*GIVEN DATA*
----

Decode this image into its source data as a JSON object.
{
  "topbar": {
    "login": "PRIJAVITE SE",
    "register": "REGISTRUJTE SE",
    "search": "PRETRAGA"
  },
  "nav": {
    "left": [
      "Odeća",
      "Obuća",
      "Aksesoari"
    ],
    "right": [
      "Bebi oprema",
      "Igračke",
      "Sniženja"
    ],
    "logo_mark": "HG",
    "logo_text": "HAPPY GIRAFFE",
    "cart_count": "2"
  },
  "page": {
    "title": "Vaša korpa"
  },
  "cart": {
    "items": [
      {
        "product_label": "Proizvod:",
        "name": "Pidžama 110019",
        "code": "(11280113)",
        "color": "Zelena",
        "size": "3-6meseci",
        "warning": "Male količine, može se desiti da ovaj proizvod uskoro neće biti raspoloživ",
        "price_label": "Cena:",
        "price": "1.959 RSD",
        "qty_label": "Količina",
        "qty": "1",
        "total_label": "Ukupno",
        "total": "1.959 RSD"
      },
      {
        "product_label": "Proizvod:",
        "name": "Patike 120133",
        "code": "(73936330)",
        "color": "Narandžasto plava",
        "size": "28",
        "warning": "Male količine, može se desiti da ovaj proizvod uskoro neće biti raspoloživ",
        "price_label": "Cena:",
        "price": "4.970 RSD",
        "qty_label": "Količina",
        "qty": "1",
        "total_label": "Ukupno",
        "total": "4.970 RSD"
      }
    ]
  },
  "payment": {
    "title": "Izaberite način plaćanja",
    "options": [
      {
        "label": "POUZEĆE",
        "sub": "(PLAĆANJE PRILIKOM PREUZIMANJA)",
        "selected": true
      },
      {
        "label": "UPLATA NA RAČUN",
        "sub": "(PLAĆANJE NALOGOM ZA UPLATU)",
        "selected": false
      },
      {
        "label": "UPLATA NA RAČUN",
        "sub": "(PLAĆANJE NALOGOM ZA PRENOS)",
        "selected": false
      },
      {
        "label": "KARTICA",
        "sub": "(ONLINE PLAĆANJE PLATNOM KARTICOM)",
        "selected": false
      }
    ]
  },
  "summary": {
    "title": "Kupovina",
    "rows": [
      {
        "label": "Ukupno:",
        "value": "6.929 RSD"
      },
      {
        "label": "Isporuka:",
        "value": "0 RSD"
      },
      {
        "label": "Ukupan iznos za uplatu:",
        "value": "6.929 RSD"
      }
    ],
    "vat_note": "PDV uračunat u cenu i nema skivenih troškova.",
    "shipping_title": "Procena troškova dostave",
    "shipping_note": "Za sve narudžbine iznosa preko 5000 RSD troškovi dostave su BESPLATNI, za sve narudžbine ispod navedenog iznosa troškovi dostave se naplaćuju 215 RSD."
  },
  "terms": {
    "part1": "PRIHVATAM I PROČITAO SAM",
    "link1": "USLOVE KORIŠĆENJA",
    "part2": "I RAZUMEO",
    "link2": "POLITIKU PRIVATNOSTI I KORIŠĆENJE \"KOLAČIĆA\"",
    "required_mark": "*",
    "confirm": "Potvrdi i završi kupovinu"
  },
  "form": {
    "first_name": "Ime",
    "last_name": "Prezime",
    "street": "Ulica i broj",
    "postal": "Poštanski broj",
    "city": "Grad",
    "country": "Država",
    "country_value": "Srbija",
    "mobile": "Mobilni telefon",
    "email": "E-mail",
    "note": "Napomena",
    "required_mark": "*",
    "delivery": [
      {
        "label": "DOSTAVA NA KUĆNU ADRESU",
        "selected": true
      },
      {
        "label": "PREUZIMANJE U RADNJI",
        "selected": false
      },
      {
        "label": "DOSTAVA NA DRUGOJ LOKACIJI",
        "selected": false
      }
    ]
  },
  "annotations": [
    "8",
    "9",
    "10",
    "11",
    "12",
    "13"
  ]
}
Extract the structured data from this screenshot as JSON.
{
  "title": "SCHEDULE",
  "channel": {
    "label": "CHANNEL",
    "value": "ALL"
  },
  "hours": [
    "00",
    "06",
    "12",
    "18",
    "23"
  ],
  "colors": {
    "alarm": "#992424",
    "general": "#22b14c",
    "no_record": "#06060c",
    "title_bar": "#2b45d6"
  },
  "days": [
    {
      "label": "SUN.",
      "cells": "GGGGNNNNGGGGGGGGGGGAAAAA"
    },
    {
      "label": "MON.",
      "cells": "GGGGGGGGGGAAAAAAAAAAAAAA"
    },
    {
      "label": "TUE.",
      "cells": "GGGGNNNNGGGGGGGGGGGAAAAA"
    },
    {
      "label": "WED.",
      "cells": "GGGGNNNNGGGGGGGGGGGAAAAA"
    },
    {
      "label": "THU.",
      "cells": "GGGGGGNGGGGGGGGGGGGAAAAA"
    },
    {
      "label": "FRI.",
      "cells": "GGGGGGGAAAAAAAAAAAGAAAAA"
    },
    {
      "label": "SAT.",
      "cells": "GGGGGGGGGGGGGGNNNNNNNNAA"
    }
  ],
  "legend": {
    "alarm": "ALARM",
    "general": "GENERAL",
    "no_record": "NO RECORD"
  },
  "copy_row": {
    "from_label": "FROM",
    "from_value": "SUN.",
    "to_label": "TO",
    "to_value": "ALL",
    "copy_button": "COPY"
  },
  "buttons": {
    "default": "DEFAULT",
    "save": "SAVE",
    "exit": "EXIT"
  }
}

----

Above are the entries; count how many of their lines contain the word "DOSTAVA" and give only that number.

*IN RESPONSE*
2